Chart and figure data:

------

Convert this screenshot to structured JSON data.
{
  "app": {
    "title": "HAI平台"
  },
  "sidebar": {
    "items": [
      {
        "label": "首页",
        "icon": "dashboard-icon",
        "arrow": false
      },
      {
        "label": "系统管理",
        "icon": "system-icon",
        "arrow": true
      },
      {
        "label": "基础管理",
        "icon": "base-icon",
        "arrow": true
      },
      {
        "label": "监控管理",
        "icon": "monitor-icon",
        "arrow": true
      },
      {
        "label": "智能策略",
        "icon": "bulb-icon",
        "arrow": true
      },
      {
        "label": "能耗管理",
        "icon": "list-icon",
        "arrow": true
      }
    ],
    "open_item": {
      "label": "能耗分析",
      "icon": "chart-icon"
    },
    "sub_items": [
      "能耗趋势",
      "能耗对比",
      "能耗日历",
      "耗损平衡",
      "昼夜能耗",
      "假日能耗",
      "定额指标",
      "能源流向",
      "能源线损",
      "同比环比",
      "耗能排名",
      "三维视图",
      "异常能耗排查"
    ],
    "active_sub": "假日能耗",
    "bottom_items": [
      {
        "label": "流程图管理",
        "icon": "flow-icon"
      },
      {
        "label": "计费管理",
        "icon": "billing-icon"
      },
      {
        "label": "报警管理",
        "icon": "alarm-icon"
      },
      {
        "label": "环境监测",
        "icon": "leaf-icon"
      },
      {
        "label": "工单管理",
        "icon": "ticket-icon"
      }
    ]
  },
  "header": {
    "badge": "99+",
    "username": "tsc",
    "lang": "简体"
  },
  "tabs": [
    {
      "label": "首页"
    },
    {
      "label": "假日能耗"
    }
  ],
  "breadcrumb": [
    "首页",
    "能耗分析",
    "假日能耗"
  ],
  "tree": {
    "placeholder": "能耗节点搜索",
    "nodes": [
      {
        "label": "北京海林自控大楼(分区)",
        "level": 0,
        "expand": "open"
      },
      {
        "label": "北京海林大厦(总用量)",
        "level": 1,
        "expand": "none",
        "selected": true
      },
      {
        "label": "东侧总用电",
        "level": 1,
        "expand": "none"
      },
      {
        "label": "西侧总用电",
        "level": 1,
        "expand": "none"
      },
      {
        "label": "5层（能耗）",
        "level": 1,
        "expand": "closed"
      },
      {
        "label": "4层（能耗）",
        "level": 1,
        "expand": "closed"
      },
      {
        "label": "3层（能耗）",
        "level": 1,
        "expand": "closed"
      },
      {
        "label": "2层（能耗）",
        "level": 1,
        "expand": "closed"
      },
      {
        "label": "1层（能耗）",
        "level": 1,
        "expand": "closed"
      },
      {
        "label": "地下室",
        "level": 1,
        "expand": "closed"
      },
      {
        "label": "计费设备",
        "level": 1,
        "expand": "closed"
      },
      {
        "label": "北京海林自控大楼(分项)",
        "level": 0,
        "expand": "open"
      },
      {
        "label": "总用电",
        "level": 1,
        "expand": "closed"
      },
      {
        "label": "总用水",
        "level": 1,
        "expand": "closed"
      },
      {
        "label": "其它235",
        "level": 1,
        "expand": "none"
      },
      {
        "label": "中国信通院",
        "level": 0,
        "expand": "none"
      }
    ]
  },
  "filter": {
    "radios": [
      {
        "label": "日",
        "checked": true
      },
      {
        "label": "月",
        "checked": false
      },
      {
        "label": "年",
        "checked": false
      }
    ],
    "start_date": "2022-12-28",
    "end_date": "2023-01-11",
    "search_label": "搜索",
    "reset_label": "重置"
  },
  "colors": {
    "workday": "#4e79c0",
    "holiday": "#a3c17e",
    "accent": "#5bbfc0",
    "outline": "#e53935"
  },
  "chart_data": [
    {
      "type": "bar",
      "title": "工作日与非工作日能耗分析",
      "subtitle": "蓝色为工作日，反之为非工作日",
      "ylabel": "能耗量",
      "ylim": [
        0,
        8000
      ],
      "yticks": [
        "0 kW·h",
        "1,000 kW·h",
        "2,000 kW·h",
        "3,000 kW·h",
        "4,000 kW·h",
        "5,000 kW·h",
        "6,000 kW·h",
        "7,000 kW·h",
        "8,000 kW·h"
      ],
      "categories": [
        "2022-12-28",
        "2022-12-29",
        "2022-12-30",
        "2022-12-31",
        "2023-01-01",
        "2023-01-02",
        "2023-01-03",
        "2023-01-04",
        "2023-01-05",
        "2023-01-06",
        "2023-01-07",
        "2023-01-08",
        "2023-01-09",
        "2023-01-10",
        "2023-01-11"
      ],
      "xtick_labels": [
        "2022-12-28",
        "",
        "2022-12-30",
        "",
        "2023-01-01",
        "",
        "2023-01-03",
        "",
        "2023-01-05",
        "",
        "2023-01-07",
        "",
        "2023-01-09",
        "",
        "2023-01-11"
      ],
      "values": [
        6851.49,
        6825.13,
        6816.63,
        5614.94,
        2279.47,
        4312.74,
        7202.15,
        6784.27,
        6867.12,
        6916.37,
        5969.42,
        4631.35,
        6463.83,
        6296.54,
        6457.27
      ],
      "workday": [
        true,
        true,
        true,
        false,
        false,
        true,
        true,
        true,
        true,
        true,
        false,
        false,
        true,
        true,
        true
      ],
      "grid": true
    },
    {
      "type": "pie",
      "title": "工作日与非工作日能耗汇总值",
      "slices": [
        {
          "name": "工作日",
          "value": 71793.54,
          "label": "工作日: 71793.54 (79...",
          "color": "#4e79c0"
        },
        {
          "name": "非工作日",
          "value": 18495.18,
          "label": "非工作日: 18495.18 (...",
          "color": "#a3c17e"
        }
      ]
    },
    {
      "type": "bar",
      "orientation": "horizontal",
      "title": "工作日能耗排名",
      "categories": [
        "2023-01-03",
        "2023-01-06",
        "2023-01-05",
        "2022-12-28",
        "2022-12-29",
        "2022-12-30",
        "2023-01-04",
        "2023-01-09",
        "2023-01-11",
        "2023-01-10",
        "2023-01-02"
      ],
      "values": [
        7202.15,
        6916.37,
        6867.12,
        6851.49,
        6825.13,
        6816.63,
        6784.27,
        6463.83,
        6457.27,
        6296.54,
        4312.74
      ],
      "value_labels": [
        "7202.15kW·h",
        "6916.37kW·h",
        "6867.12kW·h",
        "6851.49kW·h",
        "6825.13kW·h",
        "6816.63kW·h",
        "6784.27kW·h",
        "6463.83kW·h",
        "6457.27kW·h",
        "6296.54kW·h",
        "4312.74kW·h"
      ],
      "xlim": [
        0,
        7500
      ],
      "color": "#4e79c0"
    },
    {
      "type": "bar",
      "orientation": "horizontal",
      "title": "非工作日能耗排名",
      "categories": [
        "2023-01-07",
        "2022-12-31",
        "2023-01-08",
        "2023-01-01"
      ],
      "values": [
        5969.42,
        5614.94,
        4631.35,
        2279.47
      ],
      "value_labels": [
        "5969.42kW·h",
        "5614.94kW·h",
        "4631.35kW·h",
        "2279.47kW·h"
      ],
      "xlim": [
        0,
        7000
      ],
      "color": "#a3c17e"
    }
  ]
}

------

_TASK INSTRUCTIONS:_ Collect the lines that hold "假日能耗".

_THE ANSWER:_
      "假日能耗",
    "active_sub": "假日能耗",
      "label": "假日能耗"
    "假日能耗"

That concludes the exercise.